Der
Befund stimmt nicht nur für die deutsche Bildungslandschaft. Was Jürgen Kaube,
ein waschechter, konservativer Journalist und Herausgeber der Frankfurter Allgemeinen Zeitung beklagt,
trifft auch auf Basel zu: «Seit den Siebzigerjahren wird das Schulsystem in
beispielloser Weise von politischen Reformwellen heimgesucht. Sie überspülen
und unterspülen mit so hoher Frequenz die Schule, dass inzwischen nur noch
Verwaltungsspezialisten und Bildungshistoriker wissen, welche Regeländerungen
gerade in Kraft getreten sind, welche sich, kaum, dass man sich an sie gewöhnt
hat, schon wieder auf dem Rückzug befinden und welche nach kurzer Abwesenheit
unter anderem Etikett neuerlich Druck auf Unterricht und die Schulorganisation
ausüben.» (FAZ, 4.9.2014)

» Aufgaben:
1) Überführe den Abschnitt der Auflistung vom Anfang bis einschließlich der Zeile mit "- node B junction" in eine JSON-Liste von Zeichenketten. Jede Zeile wird ein Eintrag, Leerzeilen entfallen.
2) Setze bitte den Text über die Reformwellen im Schulsystem dort fort, wo er aufhört.

» Auszug der Auflistung:

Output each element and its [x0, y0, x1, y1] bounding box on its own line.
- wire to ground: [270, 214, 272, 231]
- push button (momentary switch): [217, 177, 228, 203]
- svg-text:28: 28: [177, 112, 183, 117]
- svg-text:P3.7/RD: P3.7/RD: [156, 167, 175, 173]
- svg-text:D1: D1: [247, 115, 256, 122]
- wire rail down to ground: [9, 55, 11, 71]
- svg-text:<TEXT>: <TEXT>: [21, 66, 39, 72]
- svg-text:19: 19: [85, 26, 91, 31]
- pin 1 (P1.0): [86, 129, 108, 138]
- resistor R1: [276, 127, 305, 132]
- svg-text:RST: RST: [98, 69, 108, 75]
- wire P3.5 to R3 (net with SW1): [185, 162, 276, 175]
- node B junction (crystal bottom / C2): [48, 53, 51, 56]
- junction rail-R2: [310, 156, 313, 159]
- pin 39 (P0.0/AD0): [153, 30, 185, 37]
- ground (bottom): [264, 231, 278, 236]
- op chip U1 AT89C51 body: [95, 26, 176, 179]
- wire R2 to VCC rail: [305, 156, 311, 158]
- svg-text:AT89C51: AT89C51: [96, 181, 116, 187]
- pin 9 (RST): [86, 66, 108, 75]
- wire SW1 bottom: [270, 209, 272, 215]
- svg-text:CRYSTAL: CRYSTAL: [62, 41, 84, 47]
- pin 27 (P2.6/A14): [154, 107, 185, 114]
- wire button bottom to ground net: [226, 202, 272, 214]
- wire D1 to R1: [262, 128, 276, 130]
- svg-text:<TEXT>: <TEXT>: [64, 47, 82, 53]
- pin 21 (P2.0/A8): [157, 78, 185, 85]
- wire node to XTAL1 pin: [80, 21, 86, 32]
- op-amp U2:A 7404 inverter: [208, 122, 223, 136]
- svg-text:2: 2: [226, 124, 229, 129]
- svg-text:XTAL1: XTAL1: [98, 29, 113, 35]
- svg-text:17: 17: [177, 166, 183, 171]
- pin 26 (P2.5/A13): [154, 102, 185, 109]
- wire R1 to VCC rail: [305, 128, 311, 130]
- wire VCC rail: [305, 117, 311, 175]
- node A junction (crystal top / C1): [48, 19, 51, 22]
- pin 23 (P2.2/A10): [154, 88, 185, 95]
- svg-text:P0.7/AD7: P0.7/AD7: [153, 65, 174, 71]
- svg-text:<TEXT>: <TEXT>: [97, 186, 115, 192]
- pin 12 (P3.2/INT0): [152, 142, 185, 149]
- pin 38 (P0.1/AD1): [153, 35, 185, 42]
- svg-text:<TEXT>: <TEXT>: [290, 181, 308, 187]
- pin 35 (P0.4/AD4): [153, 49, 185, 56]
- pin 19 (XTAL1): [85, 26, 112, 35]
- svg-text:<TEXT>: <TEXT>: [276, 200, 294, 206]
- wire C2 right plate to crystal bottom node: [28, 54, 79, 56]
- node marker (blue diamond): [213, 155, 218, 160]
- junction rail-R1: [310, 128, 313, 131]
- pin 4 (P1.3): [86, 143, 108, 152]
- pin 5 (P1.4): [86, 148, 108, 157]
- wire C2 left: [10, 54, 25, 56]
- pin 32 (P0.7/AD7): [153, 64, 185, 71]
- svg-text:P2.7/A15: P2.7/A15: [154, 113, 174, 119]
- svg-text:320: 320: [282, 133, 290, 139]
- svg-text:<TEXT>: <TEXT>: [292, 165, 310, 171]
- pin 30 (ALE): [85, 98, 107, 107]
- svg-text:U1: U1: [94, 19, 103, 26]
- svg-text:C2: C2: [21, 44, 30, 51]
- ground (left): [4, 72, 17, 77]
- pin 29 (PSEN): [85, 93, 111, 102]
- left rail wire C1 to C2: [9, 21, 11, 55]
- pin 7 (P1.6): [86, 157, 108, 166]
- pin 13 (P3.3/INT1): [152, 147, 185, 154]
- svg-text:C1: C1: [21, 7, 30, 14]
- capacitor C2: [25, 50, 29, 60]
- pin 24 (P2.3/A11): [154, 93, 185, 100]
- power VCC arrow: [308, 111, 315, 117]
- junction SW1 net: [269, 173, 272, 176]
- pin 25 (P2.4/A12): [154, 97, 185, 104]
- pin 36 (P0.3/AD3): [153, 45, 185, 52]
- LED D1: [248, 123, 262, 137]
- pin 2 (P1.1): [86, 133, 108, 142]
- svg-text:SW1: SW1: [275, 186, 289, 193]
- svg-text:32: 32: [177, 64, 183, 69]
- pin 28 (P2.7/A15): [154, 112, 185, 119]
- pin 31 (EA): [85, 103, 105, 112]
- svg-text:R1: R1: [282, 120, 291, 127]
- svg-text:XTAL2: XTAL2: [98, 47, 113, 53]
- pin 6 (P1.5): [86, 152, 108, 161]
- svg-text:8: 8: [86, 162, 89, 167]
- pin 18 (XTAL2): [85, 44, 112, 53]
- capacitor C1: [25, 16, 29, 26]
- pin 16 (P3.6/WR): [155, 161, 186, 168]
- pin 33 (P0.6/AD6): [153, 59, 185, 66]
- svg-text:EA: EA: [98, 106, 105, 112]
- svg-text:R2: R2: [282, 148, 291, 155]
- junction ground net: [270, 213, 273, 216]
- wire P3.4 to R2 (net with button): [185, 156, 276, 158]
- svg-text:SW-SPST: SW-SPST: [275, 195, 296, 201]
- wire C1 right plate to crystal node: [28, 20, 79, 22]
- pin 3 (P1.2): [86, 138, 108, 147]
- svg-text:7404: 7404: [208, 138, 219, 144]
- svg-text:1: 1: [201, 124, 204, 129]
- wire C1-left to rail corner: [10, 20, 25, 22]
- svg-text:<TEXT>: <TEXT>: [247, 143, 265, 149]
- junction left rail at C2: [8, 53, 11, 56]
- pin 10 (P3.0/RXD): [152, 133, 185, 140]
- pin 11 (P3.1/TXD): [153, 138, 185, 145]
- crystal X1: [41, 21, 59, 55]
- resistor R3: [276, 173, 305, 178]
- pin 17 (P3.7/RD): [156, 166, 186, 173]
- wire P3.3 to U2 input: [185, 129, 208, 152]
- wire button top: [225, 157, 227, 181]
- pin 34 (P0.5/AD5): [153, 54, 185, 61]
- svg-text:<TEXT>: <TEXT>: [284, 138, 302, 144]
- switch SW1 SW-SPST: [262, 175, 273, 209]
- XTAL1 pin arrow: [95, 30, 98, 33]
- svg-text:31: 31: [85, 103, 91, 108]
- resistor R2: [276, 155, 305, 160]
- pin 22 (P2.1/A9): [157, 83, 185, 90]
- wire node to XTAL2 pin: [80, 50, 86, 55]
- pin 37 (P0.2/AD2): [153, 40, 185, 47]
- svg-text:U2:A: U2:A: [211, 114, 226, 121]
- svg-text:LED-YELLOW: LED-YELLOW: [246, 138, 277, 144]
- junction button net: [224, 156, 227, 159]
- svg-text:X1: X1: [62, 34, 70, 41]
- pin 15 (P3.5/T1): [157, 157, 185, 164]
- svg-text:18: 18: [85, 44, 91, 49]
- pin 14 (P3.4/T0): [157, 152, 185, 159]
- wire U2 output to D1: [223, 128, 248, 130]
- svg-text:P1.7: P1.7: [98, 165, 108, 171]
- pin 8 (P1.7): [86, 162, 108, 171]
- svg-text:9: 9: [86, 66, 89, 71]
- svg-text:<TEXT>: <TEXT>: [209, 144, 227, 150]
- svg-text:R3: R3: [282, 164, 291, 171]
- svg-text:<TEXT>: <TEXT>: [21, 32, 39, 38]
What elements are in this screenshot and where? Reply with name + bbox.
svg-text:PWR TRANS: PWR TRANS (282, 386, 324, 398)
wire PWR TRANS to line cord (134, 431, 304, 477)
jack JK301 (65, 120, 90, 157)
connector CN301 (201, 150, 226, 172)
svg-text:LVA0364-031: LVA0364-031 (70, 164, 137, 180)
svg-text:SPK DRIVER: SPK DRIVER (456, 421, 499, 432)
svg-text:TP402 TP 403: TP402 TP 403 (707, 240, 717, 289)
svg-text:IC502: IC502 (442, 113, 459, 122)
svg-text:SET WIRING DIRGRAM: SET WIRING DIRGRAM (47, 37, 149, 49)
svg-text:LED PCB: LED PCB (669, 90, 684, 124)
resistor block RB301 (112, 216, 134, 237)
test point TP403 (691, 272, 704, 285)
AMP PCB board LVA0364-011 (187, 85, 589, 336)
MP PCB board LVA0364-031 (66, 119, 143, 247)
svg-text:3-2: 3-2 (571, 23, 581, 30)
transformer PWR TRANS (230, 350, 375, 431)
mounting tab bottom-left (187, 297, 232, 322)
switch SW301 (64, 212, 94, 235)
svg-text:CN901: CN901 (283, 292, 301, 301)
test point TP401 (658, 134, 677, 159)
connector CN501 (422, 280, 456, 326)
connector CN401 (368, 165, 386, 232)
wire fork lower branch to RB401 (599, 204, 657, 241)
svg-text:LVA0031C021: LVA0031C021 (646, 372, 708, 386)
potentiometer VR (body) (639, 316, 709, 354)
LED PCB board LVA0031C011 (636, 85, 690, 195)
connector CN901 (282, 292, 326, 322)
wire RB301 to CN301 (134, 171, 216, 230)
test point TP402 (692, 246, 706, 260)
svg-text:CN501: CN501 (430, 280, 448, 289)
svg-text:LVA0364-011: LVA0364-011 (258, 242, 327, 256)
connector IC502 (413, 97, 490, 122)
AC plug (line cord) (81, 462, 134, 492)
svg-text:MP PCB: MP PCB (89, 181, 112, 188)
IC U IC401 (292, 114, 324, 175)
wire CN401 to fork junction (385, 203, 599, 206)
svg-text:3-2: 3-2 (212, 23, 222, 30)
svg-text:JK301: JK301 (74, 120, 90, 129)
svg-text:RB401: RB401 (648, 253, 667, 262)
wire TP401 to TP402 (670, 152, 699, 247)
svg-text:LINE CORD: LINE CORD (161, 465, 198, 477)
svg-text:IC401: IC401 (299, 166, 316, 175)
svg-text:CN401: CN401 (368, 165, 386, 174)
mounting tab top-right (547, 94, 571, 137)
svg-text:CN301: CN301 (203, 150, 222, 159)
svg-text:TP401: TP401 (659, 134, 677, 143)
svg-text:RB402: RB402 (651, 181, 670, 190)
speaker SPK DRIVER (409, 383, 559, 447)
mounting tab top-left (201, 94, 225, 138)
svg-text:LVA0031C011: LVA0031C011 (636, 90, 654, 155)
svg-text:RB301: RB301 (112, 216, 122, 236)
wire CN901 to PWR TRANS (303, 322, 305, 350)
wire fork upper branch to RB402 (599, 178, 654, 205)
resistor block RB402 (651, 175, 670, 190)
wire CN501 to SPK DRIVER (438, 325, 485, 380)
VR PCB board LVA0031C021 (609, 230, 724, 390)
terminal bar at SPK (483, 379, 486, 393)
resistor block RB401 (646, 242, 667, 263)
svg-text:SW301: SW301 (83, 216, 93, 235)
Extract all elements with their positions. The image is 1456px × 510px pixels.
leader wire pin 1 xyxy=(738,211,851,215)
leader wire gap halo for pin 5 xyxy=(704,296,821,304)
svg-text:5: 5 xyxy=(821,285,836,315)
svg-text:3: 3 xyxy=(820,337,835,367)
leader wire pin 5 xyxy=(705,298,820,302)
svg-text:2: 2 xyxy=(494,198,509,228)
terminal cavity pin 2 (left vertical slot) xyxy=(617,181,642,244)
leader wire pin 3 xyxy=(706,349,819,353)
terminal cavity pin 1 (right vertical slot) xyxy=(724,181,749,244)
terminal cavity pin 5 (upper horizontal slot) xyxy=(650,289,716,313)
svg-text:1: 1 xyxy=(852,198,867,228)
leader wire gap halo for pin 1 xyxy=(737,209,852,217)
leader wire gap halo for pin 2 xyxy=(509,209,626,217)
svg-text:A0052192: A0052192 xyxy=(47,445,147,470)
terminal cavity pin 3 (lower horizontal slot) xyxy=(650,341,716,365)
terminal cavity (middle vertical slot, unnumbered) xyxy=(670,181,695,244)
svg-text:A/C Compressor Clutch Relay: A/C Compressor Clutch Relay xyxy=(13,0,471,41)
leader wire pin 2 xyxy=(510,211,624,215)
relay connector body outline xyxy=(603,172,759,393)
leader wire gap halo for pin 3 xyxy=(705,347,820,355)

» Lösungen je Aufgabe:
1)
[
  "Output each element and its [x0, y0, x1, y1] bounding box on its own line.",
  "- wire to ground: [270, 214, 272, 231]",
  "- push button (momentary switch): [217, 177, 228, 203]",
  "- svg-text:28: 28: [177, 112, 183, 117]",
  "- svg-text:P3.7/RD: P3.7/RD: [156, 167, 175, 173]",
  "- svg-text:D1: D1: [247, 115, 256, 122]",
  "- wire rail down to ground: [9, 55, 11, 71]",
  "- svg-text:<TEXT>: <TEXT>: [21, 66, 39, 72]",
  "- svg-text:19: 19: [85, 26, 91, 31]",
  "- pin 1 (P1.0): [86, 129, 108, 138]",
  "- resistor R1: [276, 127, 305, 132]",
  "- svg-text:RST: RST: [98, 69, 108, 75]",
  "- wire P3.5 to R3 (net with SW1): [185, 162, 276, 175]",
  "- node B junction (crystal bottom / C2): [48, 53, 51, 56]"
]

2)
Sex and the ED, Basler Zeitung, 8.3. von Roland Stark
Nichts
verstört Bildungsbürokraten tiefer als die schaurige Vorstellung, die
Lehrerinnen und Lehrer würden sich ein paar Jahre lang in ihrem Kerngeschäft im
Klassenzimmer widmen können, ohne vom Veränderungs- und Kontrollwahn
übereifriger Konzeptproduzenten attackiert zu werden. Der ehemalige Baselbieter
Erziehungsdirektor Urs Wüthrich hat die Unruhestifter auf den Teppichetagen
einmal mit dem schiefen Bild entschuldigt, jede erfolgreiche Schreinerei hätte
in den letzten Jahren wesentlich mehr Reformen hinter sich gebracht als unsere
Schulen. Er meint wohl: Was früher der Tischler in Handarbeit gemacht hat,
erledigen heute computergesteuerte Maschinen. Was für ein folgenschweres
Missverständnis: Das Hauptproblem in der Schule ist doch nicht der Übergang von
der Schiefertafel zum Power-Point-Beamer.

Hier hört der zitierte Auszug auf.